***** Available data *****

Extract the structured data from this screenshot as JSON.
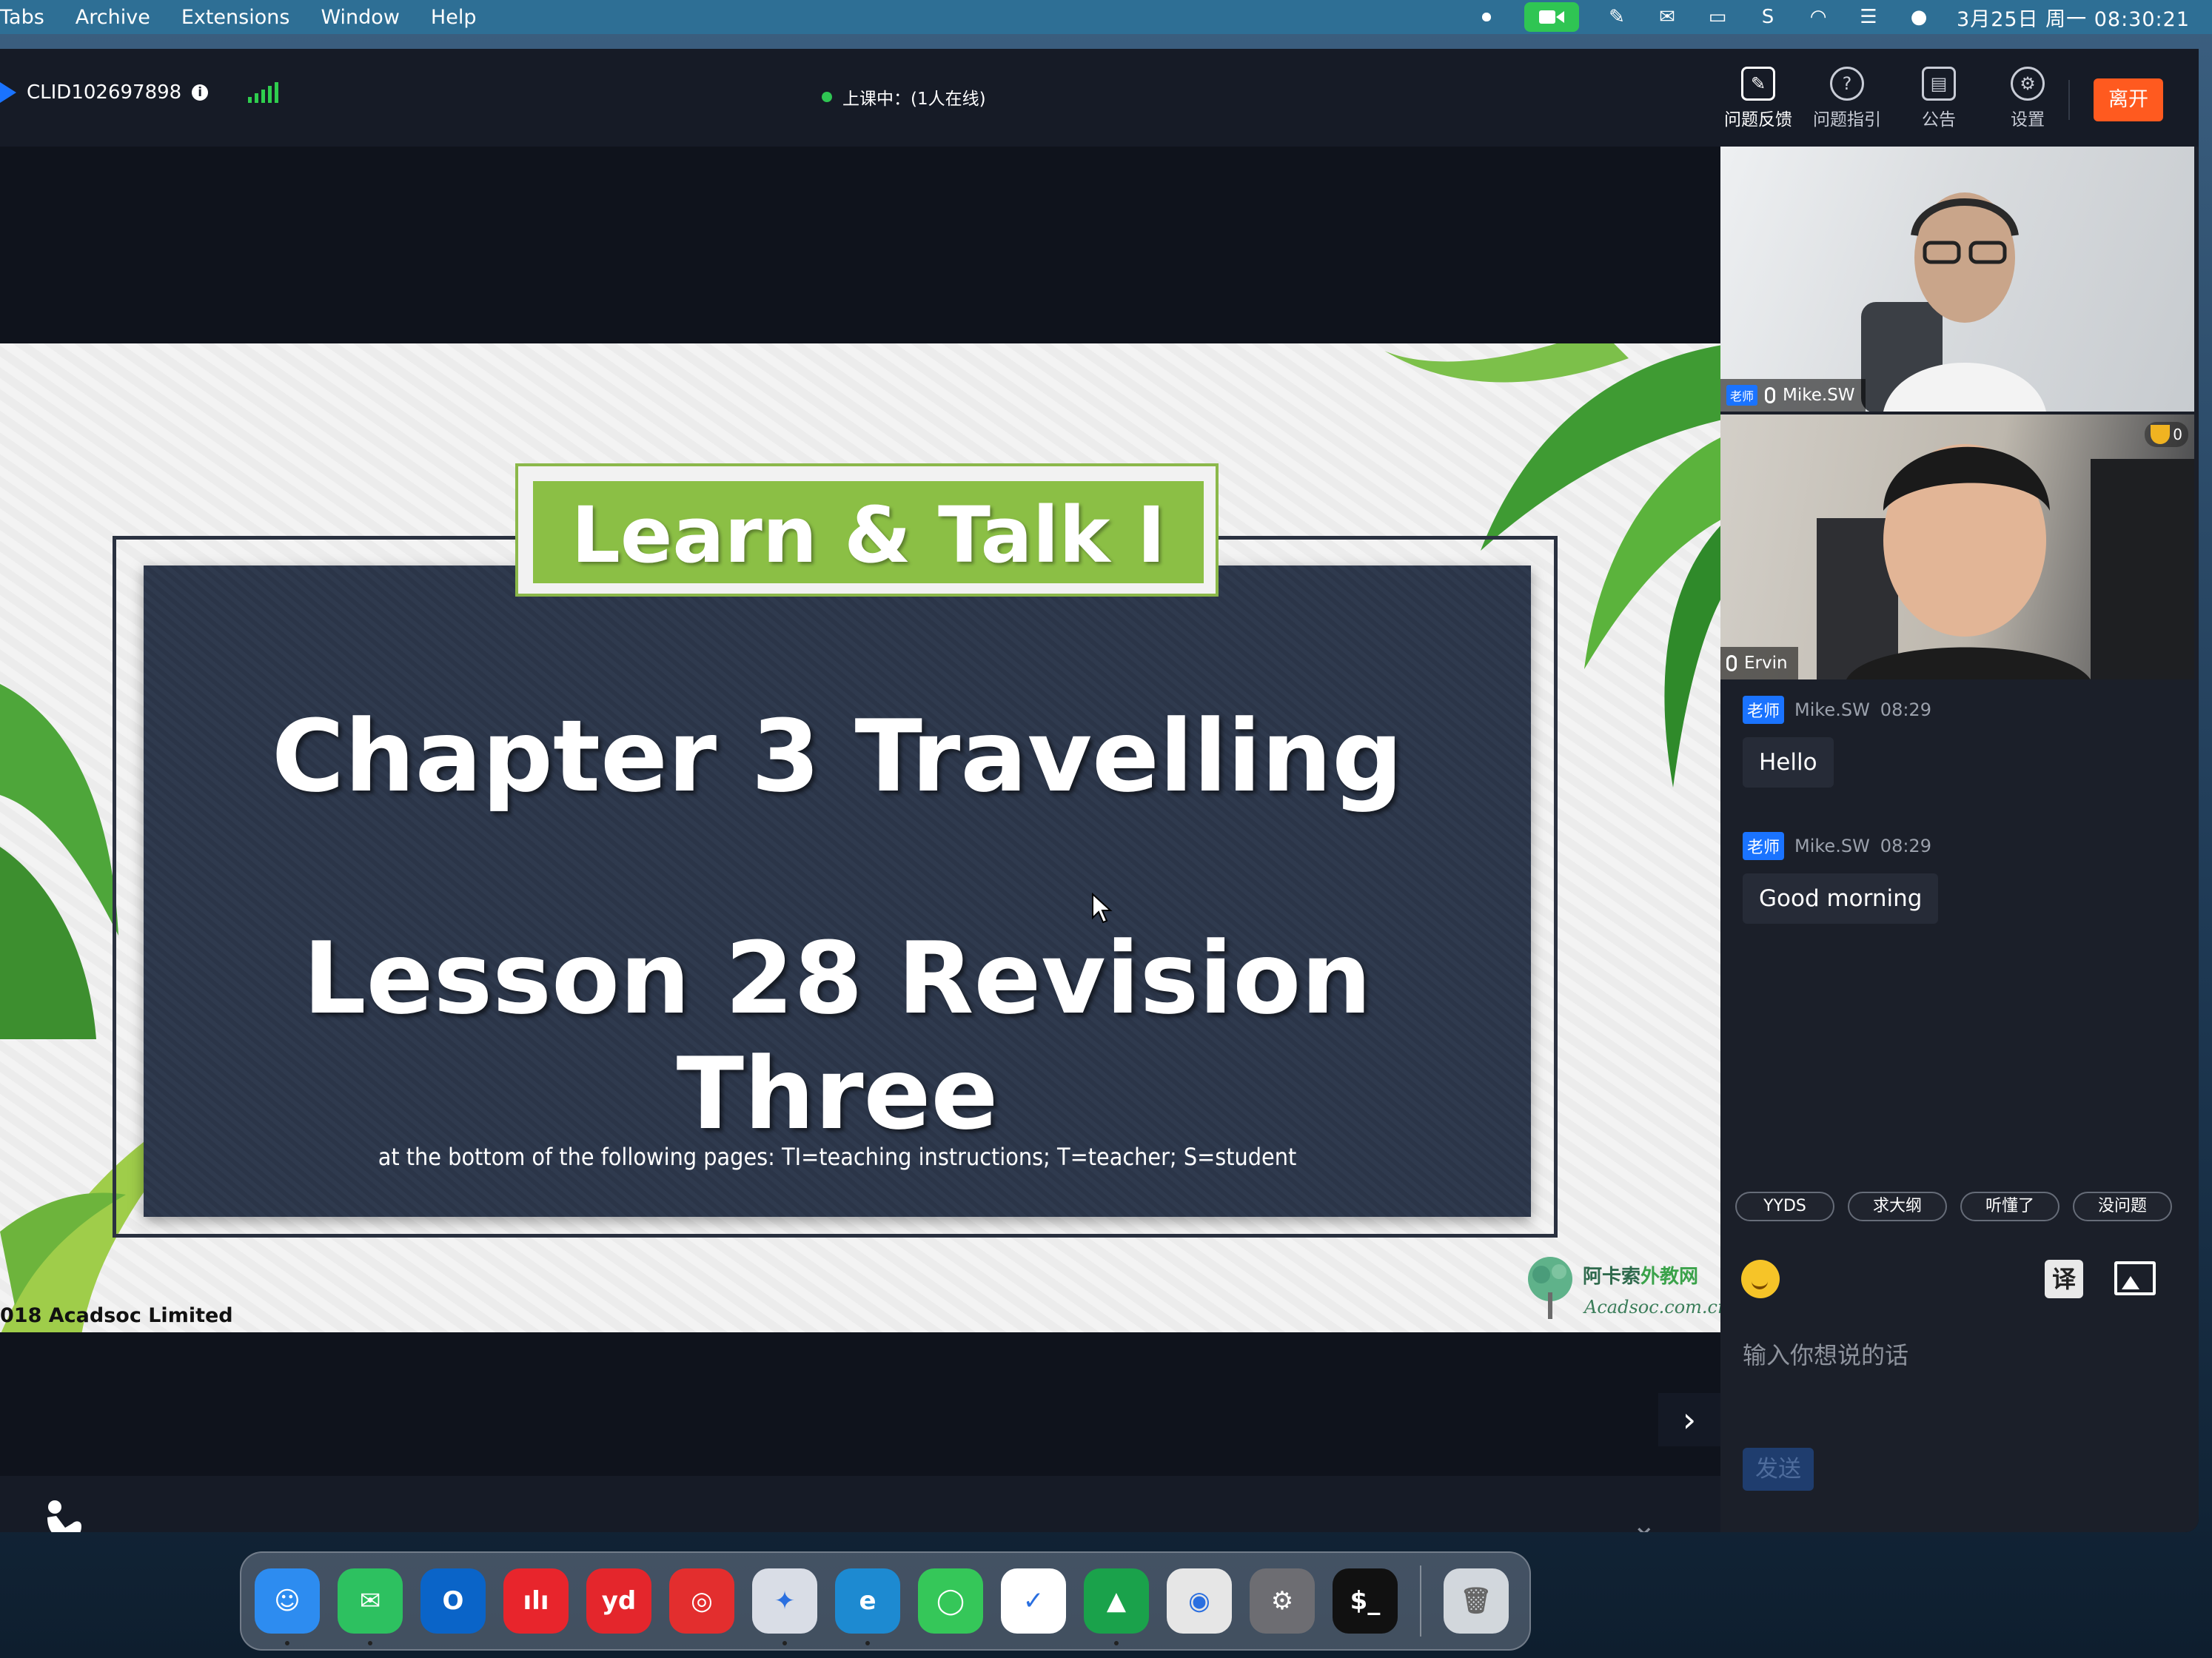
{
  "menubar": {
    "items": [
      "Tabs",
      "Archive",
      "Extensions",
      "Window",
      "Help"
    ],
    "clock": "3月25日 周一  08:30:21"
  },
  "topbar": {
    "clid": "CLID102697898",
    "status": "上课中：(1人在线)",
    "tools": [
      "问题反馈",
      "问题指引",
      "公告",
      "设置"
    ],
    "leave": "离开"
  },
  "slide": {
    "ribbon": "Learn & Talk I",
    "title1": "Chapter 3 Travelling",
    "title2": "Lesson 28 Revision Three",
    "note": "at the bottom of the following pages: TI=teaching instructions; T=teacher; S=student",
    "copyright": "018 Acadsoc Limited",
    "logo_cn_a": "阿卡索",
    "logo_cn_b": "外教网",
    "logo_url": "Acadsoc.com.cn"
  },
  "videos": {
    "teacher_badge": "老师",
    "teacher_name": "Mike.SW",
    "student_name": "Ervin",
    "trophy_count": "0"
  },
  "chat": {
    "messages": [
      {
        "badge": "老师",
        "sender": "Mike.SW",
        "time": "08:29",
        "text": "Hello"
      },
      {
        "badge": "老师",
        "sender": "Mike.SW",
        "time": "08:29",
        "text": "Good morning"
      }
    ],
    "quick_replies": [
      "YYDS",
      "求大纲",
      "听懂了",
      "没问题"
    ],
    "translate_label": "译",
    "placeholder": "输入你想说的话",
    "send": "发送"
  },
  "dock": {
    "apps": [
      {
        "icon": "finder-icon",
        "color": "#2d8cf0",
        "glyph": "☺"
      },
      {
        "icon": "wechat-icon",
        "color": "#2dc160",
        "glyph": "✉"
      },
      {
        "icon": "outlook-icon",
        "color": "#0a64c8",
        "glyph": "O"
      },
      {
        "icon": "iqiyi-icon",
        "color": "#e8252c",
        "glyph": "ılı"
      },
      {
        "icon": "youdao-icon",
        "color": "#e4262c",
        "glyph": "yd"
      },
      {
        "icon": "netease-music-icon",
        "color": "#e32e2e",
        "glyph": "◎"
      },
      {
        "icon": "app-store-tool-icon",
        "color": "#d9dde6",
        "glyph": "✦"
      },
      {
        "icon": "edge-icon",
        "color": "#1d8ad1",
        "glyph": "e"
      },
      {
        "icon": "messages-icon",
        "color": "#35c759",
        "glyph": "◯"
      },
      {
        "icon": "ticktick-icon",
        "color": "#ffffff",
        "glyph": "✓"
      },
      {
        "icon": "green-app-icon",
        "color": "#1aa24b",
        "glyph": "▲"
      },
      {
        "icon": "screenshot-icon",
        "color": "#e6e6e6",
        "glyph": "◉"
      },
      {
        "icon": "system-settings-icon",
        "color": "#6d6d72",
        "glyph": "⚙"
      },
      {
        "icon": "terminal-icon",
        "color": "#111111",
        "glyph": "$_"
      }
    ],
    "trash_icon": "trash-icon"
  }
}
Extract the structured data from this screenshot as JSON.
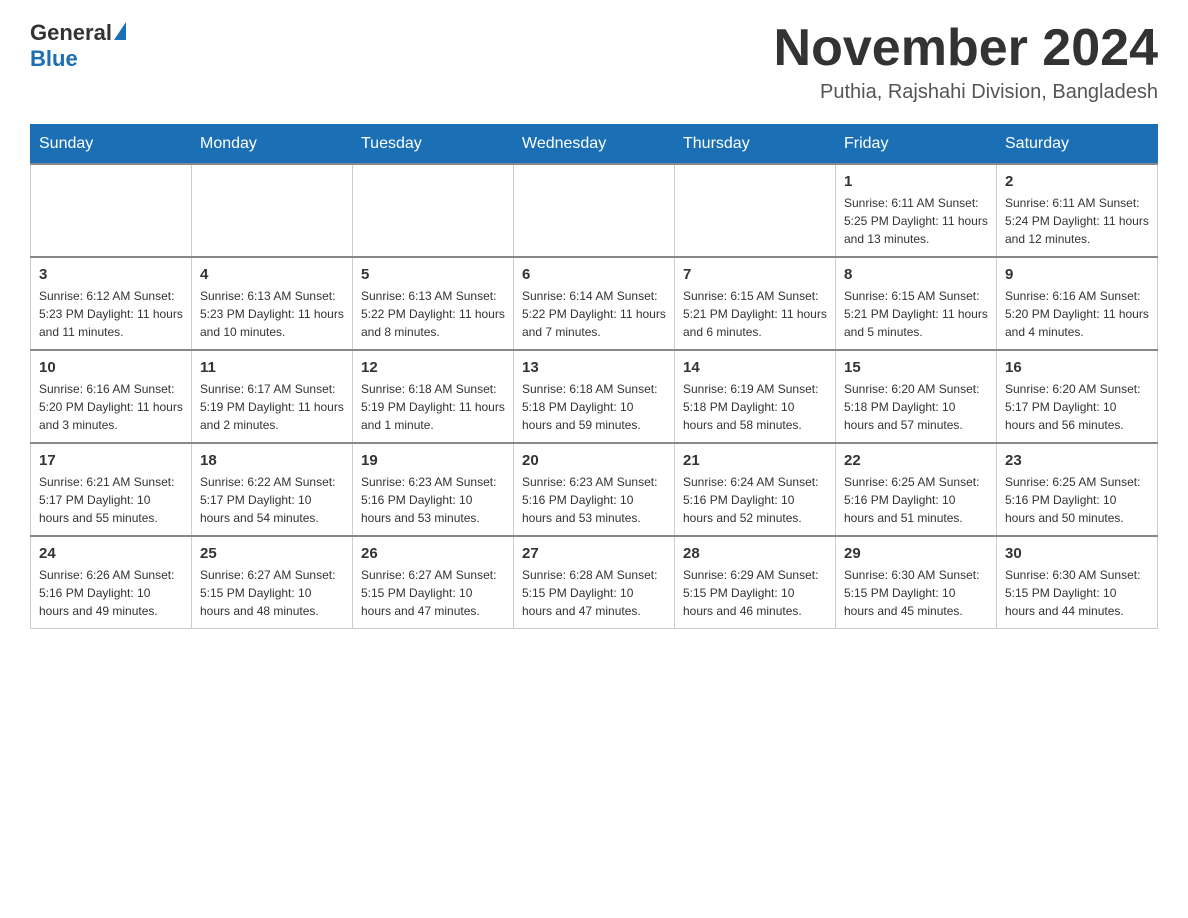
{
  "header": {
    "logo_general": "General",
    "logo_blue": "Blue",
    "month": "November 2024",
    "location": "Puthia, Rajshahi Division, Bangladesh"
  },
  "days_of_week": [
    "Sunday",
    "Monday",
    "Tuesday",
    "Wednesday",
    "Thursday",
    "Friday",
    "Saturday"
  ],
  "weeks": [
    [
      {
        "day": "",
        "info": ""
      },
      {
        "day": "",
        "info": ""
      },
      {
        "day": "",
        "info": ""
      },
      {
        "day": "",
        "info": ""
      },
      {
        "day": "",
        "info": ""
      },
      {
        "day": "1",
        "info": "Sunrise: 6:11 AM\nSunset: 5:25 PM\nDaylight: 11 hours\nand 13 minutes."
      },
      {
        "day": "2",
        "info": "Sunrise: 6:11 AM\nSunset: 5:24 PM\nDaylight: 11 hours\nand 12 minutes."
      }
    ],
    [
      {
        "day": "3",
        "info": "Sunrise: 6:12 AM\nSunset: 5:23 PM\nDaylight: 11 hours\nand 11 minutes."
      },
      {
        "day": "4",
        "info": "Sunrise: 6:13 AM\nSunset: 5:23 PM\nDaylight: 11 hours\nand 10 minutes."
      },
      {
        "day": "5",
        "info": "Sunrise: 6:13 AM\nSunset: 5:22 PM\nDaylight: 11 hours\nand 8 minutes."
      },
      {
        "day": "6",
        "info": "Sunrise: 6:14 AM\nSunset: 5:22 PM\nDaylight: 11 hours\nand 7 minutes."
      },
      {
        "day": "7",
        "info": "Sunrise: 6:15 AM\nSunset: 5:21 PM\nDaylight: 11 hours\nand 6 minutes."
      },
      {
        "day": "8",
        "info": "Sunrise: 6:15 AM\nSunset: 5:21 PM\nDaylight: 11 hours\nand 5 minutes."
      },
      {
        "day": "9",
        "info": "Sunrise: 6:16 AM\nSunset: 5:20 PM\nDaylight: 11 hours\nand 4 minutes."
      }
    ],
    [
      {
        "day": "10",
        "info": "Sunrise: 6:16 AM\nSunset: 5:20 PM\nDaylight: 11 hours\nand 3 minutes."
      },
      {
        "day": "11",
        "info": "Sunrise: 6:17 AM\nSunset: 5:19 PM\nDaylight: 11 hours\nand 2 minutes."
      },
      {
        "day": "12",
        "info": "Sunrise: 6:18 AM\nSunset: 5:19 PM\nDaylight: 11 hours\nand 1 minute."
      },
      {
        "day": "13",
        "info": "Sunrise: 6:18 AM\nSunset: 5:18 PM\nDaylight: 10 hours\nand 59 minutes."
      },
      {
        "day": "14",
        "info": "Sunrise: 6:19 AM\nSunset: 5:18 PM\nDaylight: 10 hours\nand 58 minutes."
      },
      {
        "day": "15",
        "info": "Sunrise: 6:20 AM\nSunset: 5:18 PM\nDaylight: 10 hours\nand 57 minutes."
      },
      {
        "day": "16",
        "info": "Sunrise: 6:20 AM\nSunset: 5:17 PM\nDaylight: 10 hours\nand 56 minutes."
      }
    ],
    [
      {
        "day": "17",
        "info": "Sunrise: 6:21 AM\nSunset: 5:17 PM\nDaylight: 10 hours\nand 55 minutes."
      },
      {
        "day": "18",
        "info": "Sunrise: 6:22 AM\nSunset: 5:17 PM\nDaylight: 10 hours\nand 54 minutes."
      },
      {
        "day": "19",
        "info": "Sunrise: 6:23 AM\nSunset: 5:16 PM\nDaylight: 10 hours\nand 53 minutes."
      },
      {
        "day": "20",
        "info": "Sunrise: 6:23 AM\nSunset: 5:16 PM\nDaylight: 10 hours\nand 53 minutes."
      },
      {
        "day": "21",
        "info": "Sunrise: 6:24 AM\nSunset: 5:16 PM\nDaylight: 10 hours\nand 52 minutes."
      },
      {
        "day": "22",
        "info": "Sunrise: 6:25 AM\nSunset: 5:16 PM\nDaylight: 10 hours\nand 51 minutes."
      },
      {
        "day": "23",
        "info": "Sunrise: 6:25 AM\nSunset: 5:16 PM\nDaylight: 10 hours\nand 50 minutes."
      }
    ],
    [
      {
        "day": "24",
        "info": "Sunrise: 6:26 AM\nSunset: 5:16 PM\nDaylight: 10 hours\nand 49 minutes."
      },
      {
        "day": "25",
        "info": "Sunrise: 6:27 AM\nSunset: 5:15 PM\nDaylight: 10 hours\nand 48 minutes."
      },
      {
        "day": "26",
        "info": "Sunrise: 6:27 AM\nSunset: 5:15 PM\nDaylight: 10 hours\nand 47 minutes."
      },
      {
        "day": "27",
        "info": "Sunrise: 6:28 AM\nSunset: 5:15 PM\nDaylight: 10 hours\nand 47 minutes."
      },
      {
        "day": "28",
        "info": "Sunrise: 6:29 AM\nSunset: 5:15 PM\nDaylight: 10 hours\nand 46 minutes."
      },
      {
        "day": "29",
        "info": "Sunrise: 6:30 AM\nSunset: 5:15 PM\nDaylight: 10 hours\nand 45 minutes."
      },
      {
        "day": "30",
        "info": "Sunrise: 6:30 AM\nSunset: 5:15 PM\nDaylight: 10 hours\nand 44 minutes."
      }
    ]
  ]
}
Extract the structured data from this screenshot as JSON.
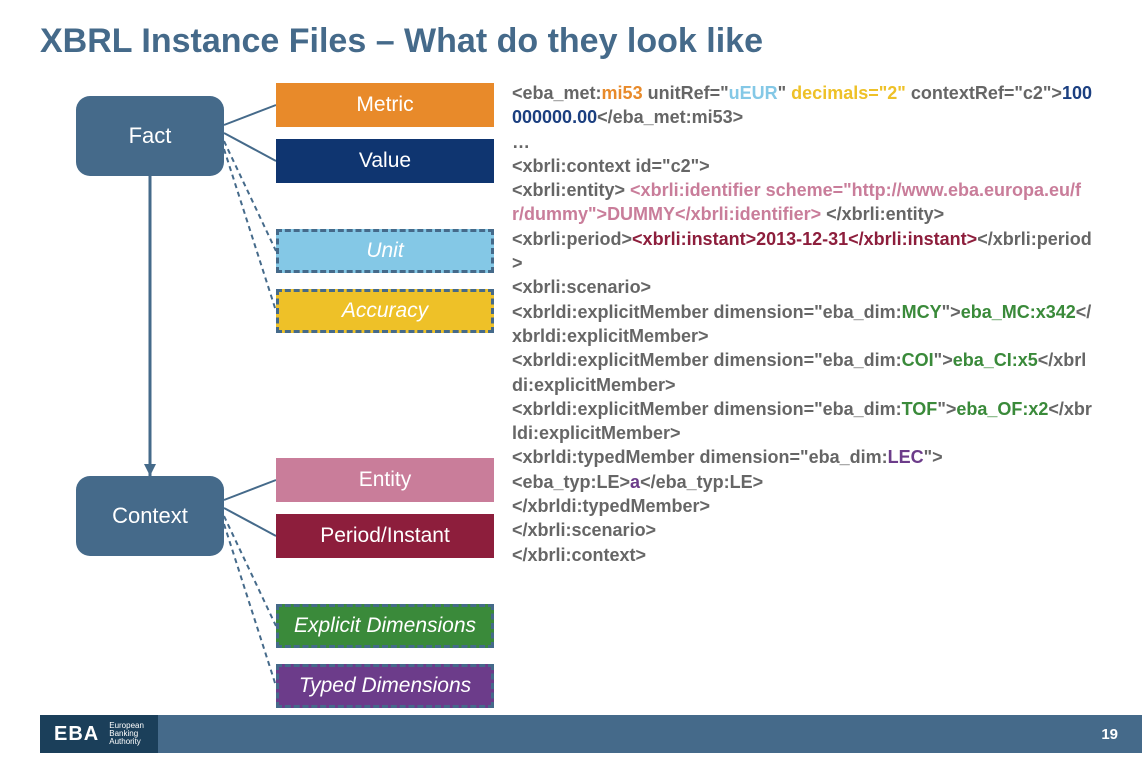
{
  "title": "XBRL Instance Files – What do they look like",
  "diagram": {
    "fact": "Fact",
    "context": "Context",
    "metric": "Metric",
    "value": "Value",
    "unit": "Unit",
    "accuracy": "Accuracy",
    "entity": "Entity",
    "period": "Period/Instant",
    "explicit": "Explicit Dimensions",
    "typed": "Typed Dimensions"
  },
  "code": {
    "l1a": "<eba_met:",
    "l1b": "mi53",
    "l1c": " unitRef=\"",
    "l1d": "uEUR",
    "l1e": "\" ",
    "l1f": "decimals=\"2\"",
    "l1g": " contextRef=\"c2\">",
    "l1h": "100000000.00",
    "l1i": "</eba_met:mi53>",
    "l2": "…",
    "l3": "<xbrli:context id=\"c2\">",
    "l4a": " <xbrli:entity> ",
    "l4b": "<xbrli:identifier scheme=\"http://www.eba.europa.eu/fr/dummy\">DUMMY</xbrli:identifier>",
    "l4c": " </xbrli:entity>",
    "l5a": " <xbrli:period>",
    "l5b": "<xbrli:instant>2013-12-31</xbrli:instant>",
    "l5c": "</xbrli:period>",
    "l6": " <xbrli:scenario>",
    "l7a": "  <xbrldi:explicitMember dimension=\"eba_dim:",
    "l7b": "MCY",
    "l7c": "\">",
    "l7d": "eba_MC:x342",
    "l7e": "</xbrldi:explicitMember>",
    "l8a": "  <xbrldi:explicitMember dimension=\"eba_dim:",
    "l8b": "COI",
    "l8c": "\">",
    "l8d": "eba_CI:x5",
    "l8e": "</xbrldi:explicitMember>",
    "l9a": "  <xbrldi:explicitMember dimension=\"eba_dim:",
    "l9b": "TOF",
    "l9c": "\">",
    "l9d": "eba_OF:x2",
    "l9e": "</xbrldi:explicitMember>",
    "l10a": "<xbrldi:typedMember dimension=\"eba_dim:",
    "l10b": "LEC",
    "l10c": "\">",
    "l11a": "      <eba_typ:LE>",
    "l11b": "a",
    "l11c": "</eba_typ:LE>",
    "l12": "    </xbrldi:typedMember>",
    "l13": " </xbrli:scenario>",
    "l14": "</xbrli:context>"
  },
  "footer": {
    "logo": "EBA",
    "sub1": "European",
    "sub2": "Banking",
    "sub3": "Authority",
    "page": "19"
  }
}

*****

Copy out every line in the listing where the word "typedMember" appears.

### Result of the exercise
    "l10a": "<xbrldi:typedMember dimension=\"eba_dim:",
    "l12": "    </xbrldi:typedMember>",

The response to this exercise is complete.